Copy all the material below, exactly as it stands.

◆ **Dataset**
------------
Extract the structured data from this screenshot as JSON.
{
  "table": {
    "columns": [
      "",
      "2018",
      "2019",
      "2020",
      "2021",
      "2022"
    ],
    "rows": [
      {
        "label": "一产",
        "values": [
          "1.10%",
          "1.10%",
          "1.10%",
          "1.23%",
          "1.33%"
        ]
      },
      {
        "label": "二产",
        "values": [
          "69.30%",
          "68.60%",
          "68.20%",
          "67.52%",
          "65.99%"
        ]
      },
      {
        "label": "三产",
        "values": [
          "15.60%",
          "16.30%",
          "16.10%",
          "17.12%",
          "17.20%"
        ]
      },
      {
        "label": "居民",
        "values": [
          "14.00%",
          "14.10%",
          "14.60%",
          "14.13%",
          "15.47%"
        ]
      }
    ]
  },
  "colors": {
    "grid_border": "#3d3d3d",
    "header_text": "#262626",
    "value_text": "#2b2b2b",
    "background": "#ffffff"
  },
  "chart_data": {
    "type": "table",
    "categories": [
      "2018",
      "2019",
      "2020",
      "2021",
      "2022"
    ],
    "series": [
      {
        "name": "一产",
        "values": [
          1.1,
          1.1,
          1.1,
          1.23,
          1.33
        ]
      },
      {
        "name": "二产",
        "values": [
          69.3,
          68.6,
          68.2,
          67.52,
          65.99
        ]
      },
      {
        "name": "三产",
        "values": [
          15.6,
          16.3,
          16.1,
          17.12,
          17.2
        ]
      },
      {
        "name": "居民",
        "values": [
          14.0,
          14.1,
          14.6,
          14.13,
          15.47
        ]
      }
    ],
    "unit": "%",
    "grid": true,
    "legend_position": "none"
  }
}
------------
◆ **Task response**
Extract the structured data from this screenshot as JSON.
{
  "table": {
    "columns": [
      "",
      "2018",
      "2019",
      "2020",
      "2021",
      "2022"
    ],
    "rows": [
      {
        "label": "一产",
        "values": [
          "1.10%",
          "1.10%",
          "1.10%",
          "1.23%",
          "1.33%"
        ]
      },
      {
        "label": "二产",
        "values": [
          "69.30%",
          "68.60%",
          "68.20%",
          "67.52%",
          "65.99%"
        ]
      },
      {
        "label": "三产",
        "values": [
          "15.60%",
          "16.30%",
          "16.10%",
          "17.12%",
          "17.20%"
        ]
      },
      {
        "label": "居民",
        "values": [
          "14.00%",
          "14.10%",
          "14.60%",
          "14.13%",
          "15.47%"
        ]
      }
    ]
  },
  "colors": {
    "grid_border": "#3d3d3d",
    "header_text": "#262626",
    "value_text": "#2b2b2b",
    "background": "#ffffff"
  },
  "chart_data": {
    "type": "table",
    "categories": [
      "2018",
      "2019",
      "2020",
      "2021",
      "2022"
    ],
    "series": [
      {
        "name": "一产",
        "values": [
          1.1,
          1.1,
          1.1,
          1.23,
          1.33
        ]
      },
      {
        "name": "二产",
        "values": [
          69.3,
          68.6,
          68.2,
          67.52,
          65.99
        ]
      },
      {
        "name": "三产",
        "values": [
          15.6,
          16.3,
          16.1,
          17.12,
          17.2
        ]
      },
      {
        "name": "居民",
        "values": [
          14.0,
          14.1,
          14.6,
          14.13,
          15.47
        ]
      }
    ],
    "unit": "%",
    "grid": true,
    "legend_position": "none"
  }
}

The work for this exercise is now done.